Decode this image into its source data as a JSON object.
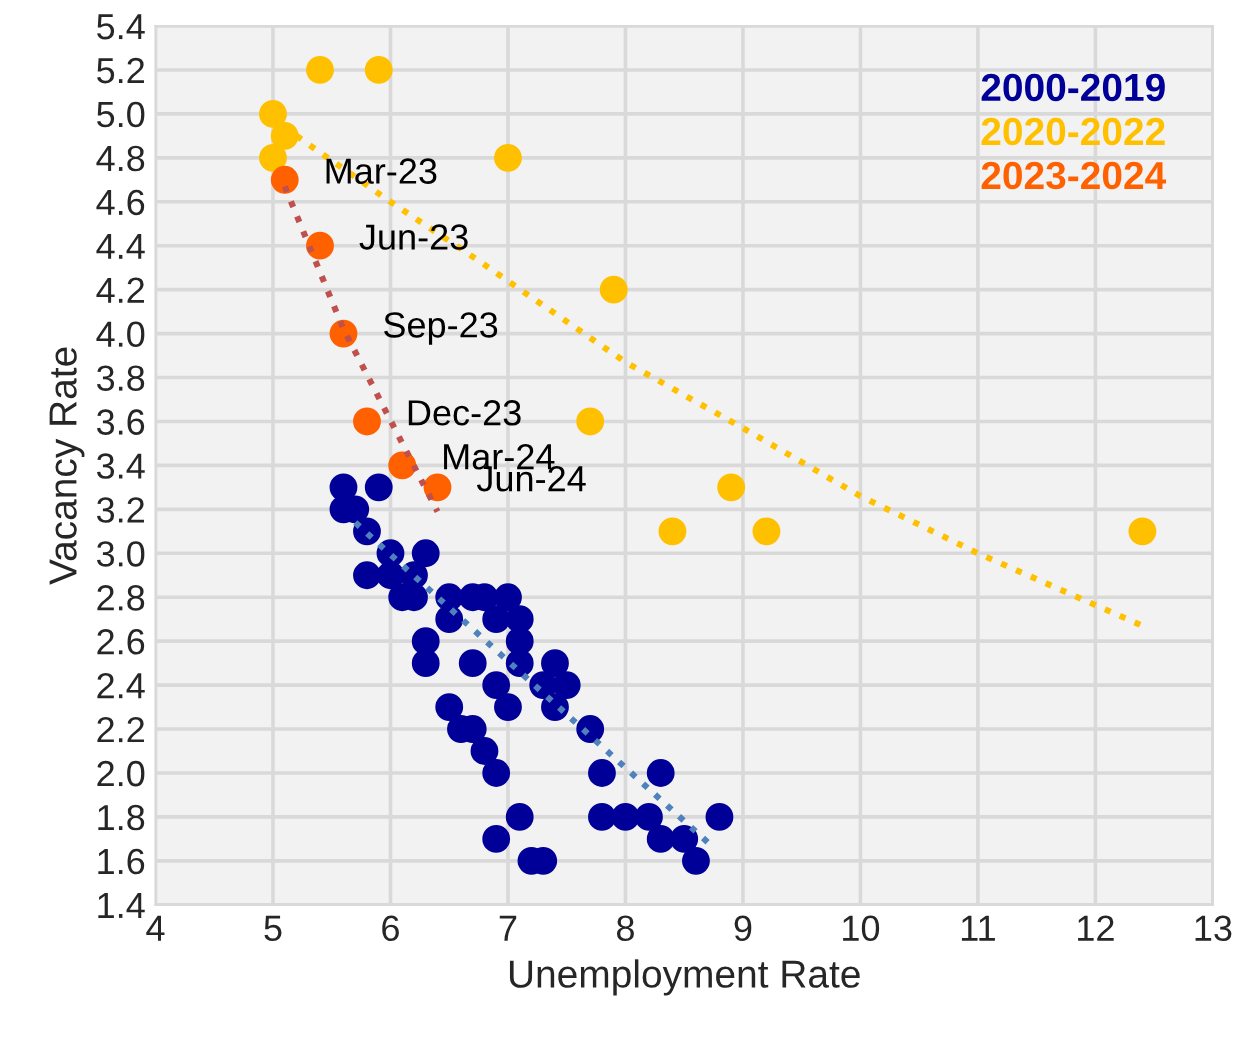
{
  "chart_data": {
    "type": "scatter",
    "xlabel": "Unemployment Rate",
    "ylabel": "Vacancy Rate",
    "xlim": [
      4,
      13
    ],
    "xticks": [
      4,
      5,
      6,
      7,
      8,
      9,
      10,
      11,
      12,
      13
    ],
    "ylim": [
      1.4,
      5.4
    ],
    "yticks": [
      1.4,
      1.6,
      1.8,
      {
        "value": 2,
        "label": "2.0"
      },
      2.2,
      2.4,
      2.6,
      2.8,
      {
        "value": 3,
        "label": "3.0"
      },
      3.2,
      3.4,
      3.6,
      3.8,
      {
        "value": 4,
        "label": "4.0"
      },
      4.2,
      4.4,
      4.6,
      4.8,
      {
        "value": 5,
        "label": "5.0"
      },
      5.2,
      5.4
    ],
    "grid": true,
    "legend": "top right",
    "marker": "circle",
    "series": [
      {
        "name": "2000-2019",
        "color": "#000099",
        "x": [
          5.6,
          5.9,
          5.6,
          5.7,
          5.8,
          6.0,
          6.3,
          5.8,
          6.0,
          6.2,
          6.1,
          6.2,
          6.5,
          6.7,
          6.8,
          7.0,
          6.5,
          6.9,
          7.1,
          6.3,
          7.1,
          6.3,
          6.7,
          7.1,
          7.4,
          6.9,
          7.3,
          7.5,
          7.0,
          7.4,
          6.5,
          6.6,
          6.7,
          7.7,
          6.8,
          6.9,
          7.8,
          8.3,
          7.1,
          7.8,
          8.0,
          8.2,
          8.8,
          6.9,
          8.3,
          8.5,
          7.2,
          7.3,
          8.6
        ],
        "values": [
          3.3,
          3.3,
          3.2,
          3.2,
          3.1,
          3.0,
          3.0,
          2.9,
          2.9,
          2.9,
          2.8,
          2.8,
          2.8,
          2.8,
          2.8,
          2.8,
          2.7,
          2.7,
          2.7,
          2.6,
          2.6,
          2.5,
          2.5,
          2.5,
          2.5,
          2.4,
          2.4,
          2.4,
          2.3,
          2.3,
          2.3,
          2.2,
          2.2,
          2.2,
          2.1,
          2.0,
          2.0,
          2.0,
          1.8,
          1.8,
          1.8,
          1.8,
          1.8,
          1.7,
          1.7,
          1.7,
          1.6,
          1.6,
          1.6
        ]
      },
      {
        "name": "2020-2022",
        "color": "#ffc000",
        "x": [
          5.4,
          5.9,
          5.0,
          5.1,
          5.0,
          7.0,
          7.9,
          7.7,
          8.9,
          8.4,
          9.2,
          12.4
        ],
        "values": [
          5.2,
          5.2,
          5.0,
          4.9,
          4.8,
          4.8,
          4.2,
          3.6,
          3.3,
          3.1,
          3.1,
          3.1
        ]
      },
      {
        "name": "2023-2024",
        "color": "#ff6000",
        "x": [
          5.1,
          5.4,
          5.6,
          5.8,
          6.1,
          6.4
        ],
        "values": [
          4.7,
          4.4,
          4.0,
          3.6,
          3.4,
          3.3
        ]
      },
      {
        "type": "line",
        "line_style": "dotted",
        "marker": "none",
        "color": "#4f81bd",
        "x": [
          5.7,
          8.75
        ],
        "values": [
          3.14,
          1.66
        ]
      },
      {
        "type": "line",
        "line_style": "dotted",
        "marker": "none",
        "color": "#ffc000",
        "x": [
          5.2,
          6.0,
          6.7,
          8.0,
          9.0,
          10.0,
          11.0,
          12.4
        ],
        "values": [
          4.9,
          4.6,
          4.35,
          3.87,
          3.57,
          3.26,
          3.0,
          2.67
        ]
      },
      {
        "type": "line",
        "line_style": "dotted",
        "marker": "none",
        "color": "#c0504d",
        "x": [
          5.1,
          5.6,
          6.4
        ],
        "values": [
          4.67,
          4.02,
          3.19
        ]
      }
    ],
    "annotations": [
      {
        "text": "Mar-23",
        "x": 5.1,
        "y": 4.7
      },
      {
        "text": "Jun-23",
        "x": 5.4,
        "y": 4.4
      },
      {
        "text": "Sep-23",
        "x": 5.6,
        "y": 4.0
      },
      {
        "text": "Dec-23",
        "x": 5.8,
        "y": 3.6
      },
      {
        "text": "Mar-24",
        "x": 6.1,
        "y": 3.4
      },
      {
        "text": "Jun-24",
        "x": 6.4,
        "y": 3.3
      }
    ]
  }
}
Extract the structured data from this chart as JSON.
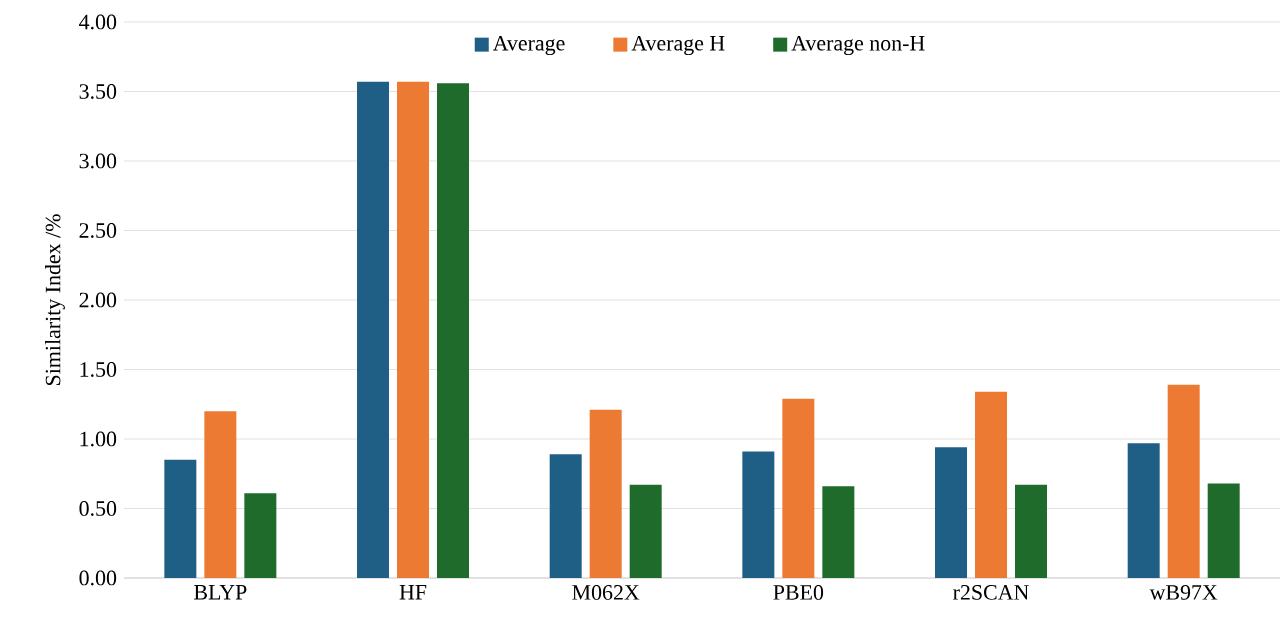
{
  "chart_data": {
    "type": "bar",
    "ylabel": "Similarity Index /%",
    "categories": [
      "BLYP",
      "HF",
      "M062X",
      "PBE0",
      "r2SCAN",
      "wB97X"
    ],
    "series": [
      {
        "name": "Average",
        "color": "#1f5f85",
        "values": [
          0.85,
          3.57,
          0.89,
          0.91,
          0.94,
          0.97
        ]
      },
      {
        "name": "Average H",
        "color": "#ec7a33",
        "values": [
          1.2,
          3.57,
          1.21,
          1.29,
          1.34,
          1.39
        ]
      },
      {
        "name": "Average non-H",
        "color": "#1f6b2c",
        "values": [
          0.61,
          3.56,
          0.67,
          0.66,
          0.67,
          0.68
        ]
      }
    ],
    "ylim": [
      0,
      4
    ],
    "yticks": [
      {
        "value": 0,
        "label": "0.00"
      },
      {
        "value": 0.5,
        "label": "0.50"
      },
      {
        "value": 1,
        "label": "1.00"
      },
      {
        "value": 1.5,
        "label": "1.50"
      },
      {
        "value": 2,
        "label": "2.00"
      },
      {
        "value": 2.5,
        "label": "2.50"
      },
      {
        "value": 3,
        "label": "3.00"
      },
      {
        "value": 3.5,
        "label": "3.50"
      },
      {
        "value": 4,
        "label": "4.00"
      }
    ],
    "grid": "y",
    "legend": "top"
  }
}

* [Given instruction] Nothing but the pictures may be dropped; output the records above exactly.

* [Answer to this problem]
Decode this image into its source data as a JSON object.
{
  "chart_data": {
    "type": "scatter",
    "xlabel": "Unemployment Rate",
    "ylabel": "Vacancy Rate",
    "xlim": [
      4,
      13
    ],
    "xticks": [
      4,
      5,
      6,
      7,
      8,
      9,
      10,
      11,
      12,
      13
    ],
    "ylim": [
      1.4,
      5.4
    ],
    "yticks": [
      1.4,
      1.6,
      1.8,
      {
        "value": 2,
        "label": "2.0"
      },
      2.2,
      2.4,
      2.6,
      2.8,
      {
        "value": 3,
        "label": "3.0"
      },
      3.2,
      3.4,
      3.6,
      3.8,
      {
        "value": 4,
        "label": "4.0"
      },
      4.2,
      4.4,
      4.6,
      4.8,
      {
        "value": 5,
        "label": "5.0"
      },
      5.2,
      5.4
    ],
    "grid": true,
    "legend": "top right",
    "marker": "circle",
    "series": [
      {
        "name": "2000-2019",
        "color": "#000099",
        "x": [
          5.6,
          5.9,
          5.6,
          5.7,
          5.8,
          6.0,
          6.3,
          5.8,
          6.0,
          6.2,
          6.1,
          6.2,
          6.5,
          6.7,
          6.8,
          7.0,
          6.5,
          6.9,
          7.1,
          6.3,
          7.1,
          6.3,
          6.7,
          7.1,
          7.4,
          6.9,
          7.3,
          7.5,
          7.0,
          7.4,
          6.5,
          6.6,
          6.7,
          7.7,
          6.8,
          6.9,
          7.8,
          8.3,
          7.1,
          7.8,
          8.0,
          8.2,
          8.8,
          6.9,
          8.3,
          8.5,
          7.2,
          7.3,
          8.6
        ],
        "values": [
          3.3,
          3.3,
          3.2,
          3.2,
          3.1,
          3.0,
          3.0,
          2.9,
          2.9,
          2.9,
          2.8,
          2.8,
          2.8,
          2.8,
          2.8,
          2.8,
          2.7,
          2.7,
          2.7,
          2.6,
          2.6,
          2.5,
          2.5,
          2.5,
          2.5,
          2.4,
          2.4,
          2.4,
          2.3,
          2.3,
          2.3,
          2.2,
          2.2,
          2.2,
          2.1,
          2.0,
          2.0,
          2.0,
          1.8,
          1.8,
          1.8,
          1.8,
          1.8,
          1.7,
          1.7,
          1.7,
          1.6,
          1.6,
          1.6
        ]
      },
      {
        "name": "2020-2022",
        "color": "#ffc000",
        "x": [
          5.4,
          5.9,
          5.0,
          5.1,
          5.0,
          7.0,
          7.9,
          7.7,
          8.9,
          8.4,
          9.2,
          12.4
        ],
        "values": [
          5.2,
          5.2,
          5.0,
          4.9,
          4.8,
          4.8,
          4.2,
          3.6,
          3.3,
          3.1,
          3.1,
          3.1
        ]
      },
      {
        "name": "2023-2024",
        "color": "#ff6000",
        "x": [
          5.1,
          5.4,
          5.6,
          5.8,
          6.1,
          6.4
        ],
        "values": [
          4.7,
          4.4,
          4.0,
          3.6,
          3.4,
          3.3
        ]
      },
      {
        "type": "line",
        "line_style": "dotted",
        "marker": "none",
        "color": "#4f81bd",
        "x": [
          5.7,
          8.75
        ],
        "values": [
          3.14,
          1.66
        ]
      },
      {
        "type": "line",
        "line_style": "dotted",
        "marker": "none",
        "color": "#ffc000",
        "x": [
          5.2,
          6.0,
          6.7,
          8.0,
          9.0,
          10.0,
          11.0,
          12.4
        ],
        "values": [
          4.9,
          4.6,
          4.35,
          3.87,
          3.57,
          3.26,
          3.0,
          2.67
        ]
      },
      {
        "type": "line",
        "line_style": "dotted",
        "marker": "none",
        "color": "#c0504d",
        "x": [
          5.1,
          5.6,
          6.4
        ],
        "values": [
          4.67,
          4.02,
          3.19
        ]
      }
    ],
    "annotations": [
      {
        "text": "Mar-23",
        "x": 5.1,
        "y": 4.7
      },
      {
        "text": "Jun-23",
        "x": 5.4,
        "y": 4.4
      },
      {
        "text": "Sep-23",
        "x": 5.6,
        "y": 4.0
      },
      {
        "text": "Dec-23",
        "x": 5.8,
        "y": 3.6
      },
      {
        "text": "Mar-24",
        "x": 6.1,
        "y": 3.4
      },
      {
        "text": "Jun-24",
        "x": 6.4,
        "y": 3.3
      }
    ]
  }
}
Extract the structured data from this chart as JSON.
{
  "chart_data": {
    "type": "bar",
    "ylabel": "Similarity Index /%",
    "categories": [
      "BLYP",
      "HF",
      "M062X",
      "PBE0",
      "r2SCAN",
      "wB97X"
    ],
    "series": [
      {
        "name": "Average",
        "color": "#1f5f85",
        "values": [
          0.85,
          3.57,
          0.89,
          0.91,
          0.94,
          0.97
        ]
      },
      {
        "name": "Average H",
        "color": "#ec7a33",
        "values": [
          1.2,
          3.57,
          1.21,
          1.29,
          1.34,
          1.39
        ]
      },
      {
        "name": "Average non-H",
        "color": "#1f6b2c",
        "values": [
          0.61,
          3.56,
          0.67,
          0.66,
          0.67,
          0.68
        ]
      }
    ],
    "ylim": [
      0,
      4
    ],
    "yticks": [
      {
        "value": 0,
        "label": "0.00"
      },
      {
        "value": 0.5,
        "label": "0.50"
      },
      {
        "value": 1,
        "label": "1.00"
      },
      {
        "value": 1.5,
        "label": "1.50"
      },
      {
        "value": 2,
        "label": "2.00"
      },
      {
        "value": 2.5,
        "label": "2.50"
      },
      {
        "value": 3,
        "label": "3.00"
      },
      {
        "value": 3.5,
        "label": "3.50"
      },
      {
        "value": 4,
        "label": "4.00"
      }
    ],
    "grid": "y",
    "legend": "top"
  }
}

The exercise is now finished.